Could you reproduce, word for word, the lines of the records below from the line with "Enumerate the UI" through the line with "show-thinking-toggle[interactable]: Show thinking", both of those lines included?

(Element box records)
----

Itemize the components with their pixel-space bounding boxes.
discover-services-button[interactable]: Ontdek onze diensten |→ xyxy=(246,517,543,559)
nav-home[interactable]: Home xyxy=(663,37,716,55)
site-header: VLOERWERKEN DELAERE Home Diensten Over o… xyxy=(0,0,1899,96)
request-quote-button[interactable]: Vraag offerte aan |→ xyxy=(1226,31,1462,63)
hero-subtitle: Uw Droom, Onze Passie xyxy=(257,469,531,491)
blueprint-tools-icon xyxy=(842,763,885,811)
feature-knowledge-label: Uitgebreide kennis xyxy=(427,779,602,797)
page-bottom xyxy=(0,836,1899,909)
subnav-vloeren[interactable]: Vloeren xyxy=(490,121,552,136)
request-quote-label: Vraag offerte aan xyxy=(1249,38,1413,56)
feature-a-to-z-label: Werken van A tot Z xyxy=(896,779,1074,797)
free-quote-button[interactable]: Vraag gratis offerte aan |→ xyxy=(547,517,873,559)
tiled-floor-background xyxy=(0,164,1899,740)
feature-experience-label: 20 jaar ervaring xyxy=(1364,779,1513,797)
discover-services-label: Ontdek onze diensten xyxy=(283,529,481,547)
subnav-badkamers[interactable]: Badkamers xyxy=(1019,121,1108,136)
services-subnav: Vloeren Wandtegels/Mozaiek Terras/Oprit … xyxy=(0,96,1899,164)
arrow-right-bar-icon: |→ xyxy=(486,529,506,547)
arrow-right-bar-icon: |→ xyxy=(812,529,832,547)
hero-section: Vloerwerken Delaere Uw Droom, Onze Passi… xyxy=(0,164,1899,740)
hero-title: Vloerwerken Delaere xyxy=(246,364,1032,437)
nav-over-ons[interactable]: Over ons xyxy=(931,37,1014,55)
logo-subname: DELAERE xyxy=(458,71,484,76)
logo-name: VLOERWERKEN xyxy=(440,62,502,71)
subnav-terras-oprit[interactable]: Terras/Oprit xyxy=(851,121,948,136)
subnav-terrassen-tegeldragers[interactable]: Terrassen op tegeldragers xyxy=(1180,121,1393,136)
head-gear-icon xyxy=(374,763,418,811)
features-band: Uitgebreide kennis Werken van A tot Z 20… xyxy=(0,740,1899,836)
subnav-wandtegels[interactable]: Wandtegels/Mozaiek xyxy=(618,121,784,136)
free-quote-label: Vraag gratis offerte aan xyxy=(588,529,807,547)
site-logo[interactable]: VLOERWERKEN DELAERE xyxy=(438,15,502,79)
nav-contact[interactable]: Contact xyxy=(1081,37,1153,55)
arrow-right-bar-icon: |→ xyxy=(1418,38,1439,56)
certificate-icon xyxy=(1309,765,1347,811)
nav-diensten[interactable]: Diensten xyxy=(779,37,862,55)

----

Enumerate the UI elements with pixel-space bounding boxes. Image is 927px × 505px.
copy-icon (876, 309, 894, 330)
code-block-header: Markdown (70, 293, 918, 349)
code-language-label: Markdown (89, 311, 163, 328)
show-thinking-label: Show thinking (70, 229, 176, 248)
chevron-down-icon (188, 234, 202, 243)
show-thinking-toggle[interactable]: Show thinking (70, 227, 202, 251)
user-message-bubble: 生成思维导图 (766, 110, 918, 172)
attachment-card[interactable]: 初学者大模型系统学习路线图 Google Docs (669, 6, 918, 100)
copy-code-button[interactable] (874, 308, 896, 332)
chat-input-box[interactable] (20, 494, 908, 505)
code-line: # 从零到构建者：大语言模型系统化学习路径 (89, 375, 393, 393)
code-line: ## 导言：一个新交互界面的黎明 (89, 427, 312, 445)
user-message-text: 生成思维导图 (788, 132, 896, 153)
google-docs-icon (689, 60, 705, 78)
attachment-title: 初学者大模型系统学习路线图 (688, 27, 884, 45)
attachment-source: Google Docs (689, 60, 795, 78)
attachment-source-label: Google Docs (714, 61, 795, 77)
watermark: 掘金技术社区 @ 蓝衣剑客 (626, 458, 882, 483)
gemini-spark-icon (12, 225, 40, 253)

----

ANSWER TO THE PROBLEM:
Enumerate the UI elements with pixel-space bounding boxes. Image is 927px × 505px.
copy-icon (876, 309, 894, 330)
code-block-header: Markdown (70, 293, 918, 349)
code-language-label: Markdown (89, 311, 163, 328)
show-thinking-label: Show thinking (70, 229, 176, 248)
chevron-down-icon (188, 234, 202, 243)
show-thinking-toggle[interactable]: Show thinking (70, 227, 202, 251)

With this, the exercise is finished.